# Data for processing start

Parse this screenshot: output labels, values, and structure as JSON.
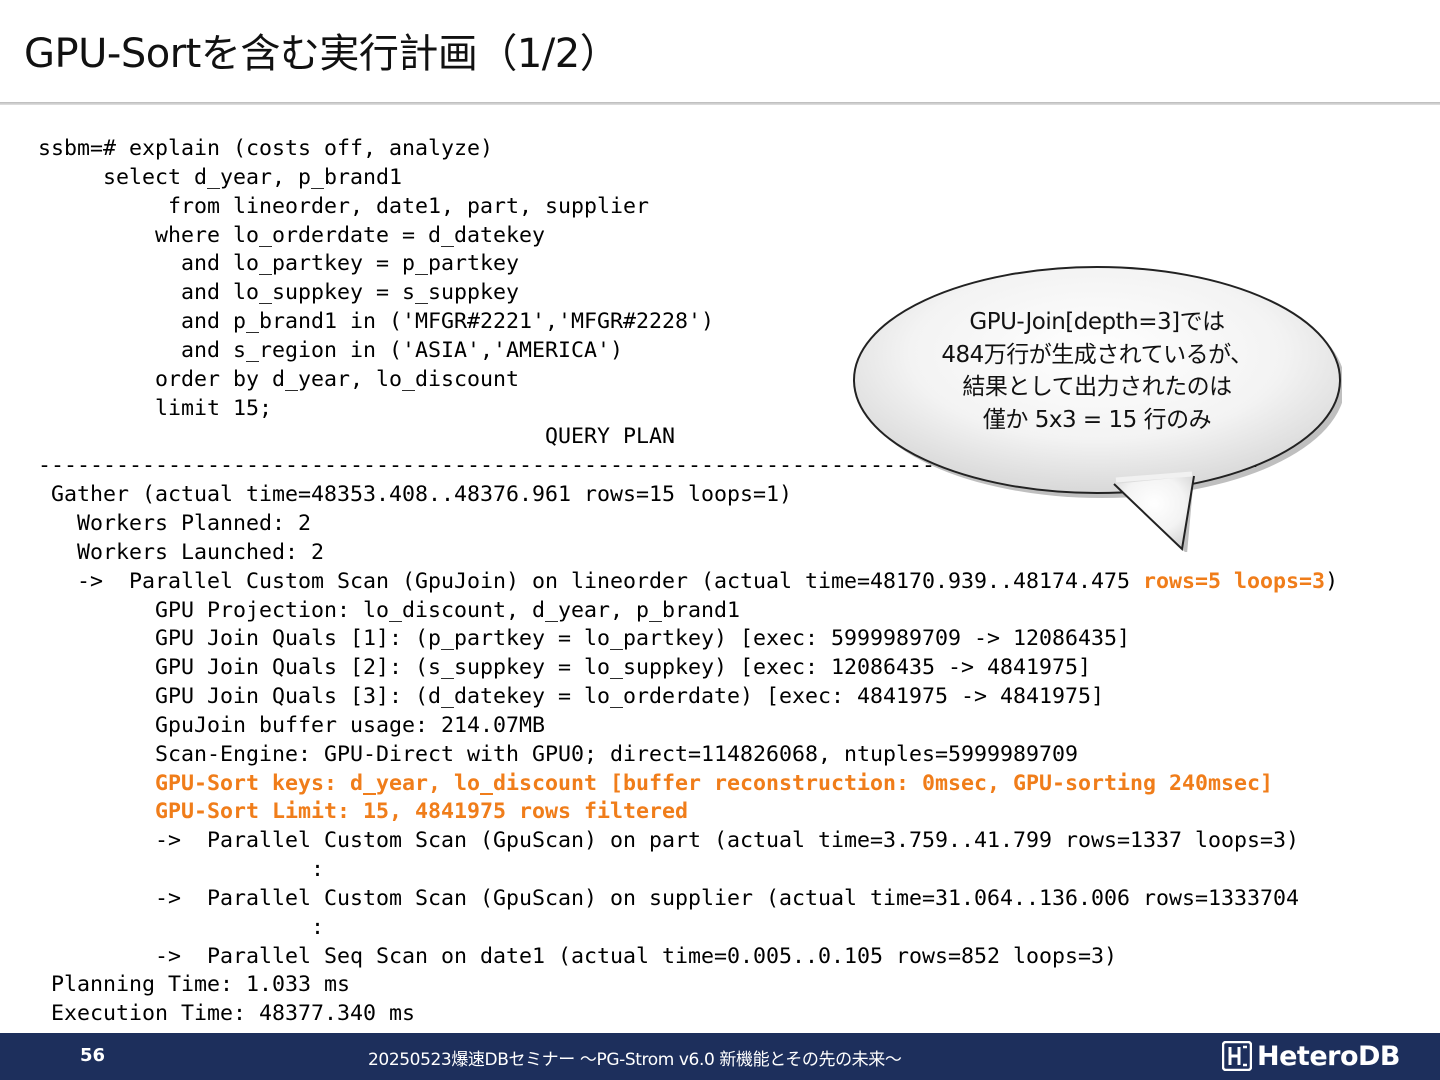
{
  "slide": {
    "title": "GPU-Sortを含む実行計画（1/2）"
  },
  "code": {
    "lines": [
      {
        "text": "ssbm=# explain (costs off, analyze)"
      },
      {
        "text": "     select d_year, p_brand1"
      },
      {
        "text": "          from lineorder, date1, part, supplier"
      },
      {
        "text": "         where lo_orderdate = d_datekey"
      },
      {
        "text": "           and lo_partkey = p_partkey"
      },
      {
        "text": "           and lo_suppkey = s_suppkey"
      },
      {
        "text": "           and p_brand1 in ('MFGR#2221','MFGR#2228')"
      },
      {
        "text": "           and s_region in ('ASIA','AMERICA')"
      },
      {
        "text": "         order by d_year, lo_discount"
      },
      {
        "text": "         limit 15;"
      },
      {
        "text": "                                       QUERY PLAN"
      },
      {
        "text": "----------------------------------------------------------------------------------------------"
      },
      {
        "text": " Gather (actual time=48353.408..48376.961 rows=15 loops=1)"
      },
      {
        "text": "   Workers Planned: 2"
      },
      {
        "text": "   Workers Launched: 2"
      },
      {
        "text": "   ->  Parallel Custom Scan (GpuJoin) on lineorder (actual time=48170.939..48174.475 ",
        "hl": "rows=5 loops=3",
        "after": ")"
      },
      {
        "text": "         GPU Projection: lo_discount, d_year, p_brand1"
      },
      {
        "text": "         GPU Join Quals [1]: (p_partkey = lo_partkey) [exec: 5999989709 -> 12086435]"
      },
      {
        "text": "         GPU Join Quals [2]: (s_suppkey = lo_suppkey) [exec: 12086435 -> 4841975]"
      },
      {
        "text": "         GPU Join Quals [3]: (d_datekey = lo_orderdate) [exec: 4841975 -> 4841975]"
      },
      {
        "text": "         GpuJoin buffer usage: 214.07MB"
      },
      {
        "text": "         Scan-Engine: GPU-Direct with GPU0; direct=114826068, ntuples=5999989709"
      },
      {
        "text": "         ",
        "hl": "GPU-Sort keys: d_year, lo_discount [buffer reconstruction: 0msec, GPU-sorting 240msec]"
      },
      {
        "text": "         ",
        "hl": "GPU-Sort Limit: 15, 4841975 rows filtered"
      },
      {
        "text": "         ->  Parallel Custom Scan (GpuScan) on part (actual time=3.759..41.799 rows=1337 loops=3)"
      },
      {
        "text": "                     :"
      },
      {
        "text": "         ->  Parallel Custom Scan (GpuScan) on supplier (actual time=31.064..136.006 rows=1333704"
      },
      {
        "text": "                     :"
      },
      {
        "text": "         ->  Parallel Seq Scan on date1 (actual time=0.005..0.105 rows=852 loops=3)"
      },
      {
        "text": " Planning Time: 1.033 ms"
      },
      {
        "text": " Execution Time: 48377.340 ms"
      }
    ]
  },
  "callout": {
    "lines": [
      "GPU-Join[depth=3]では",
      "484万行が生成されているが、",
      "結果として出力されたのは",
      "僅か 5x3 = 15 行のみ"
    ]
  },
  "footer": {
    "page_number": "56",
    "text": "20250523爆速DBセミナー ～PG-Strom v6.0  新機能とその先の未来～",
    "logo_text": "HeteroDB"
  },
  "colors": {
    "highlight": "#f07d1a",
    "footer_background": "#1d2f5c"
  },
  "icons": {
    "logo_mark": "heterodb-logo-icon"
  }
}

# Data for processing end

*What you have to do:* Select every line of the records holding the string "Quals".

*Exercise solution:*
        "text": "         GPU Join Quals [1]: (p_partkey = lo_partkey) [exec: 5999989709 -> 12086435]"
        "text": "         GPU Join Quals [2]: (s_suppkey = lo_suppkey) [exec: 12086435 -> 4841975]"
        "text": "         GPU Join Quals [3]: (d_datekey = lo_orderdate) [exec: 4841975 -> 4841975]"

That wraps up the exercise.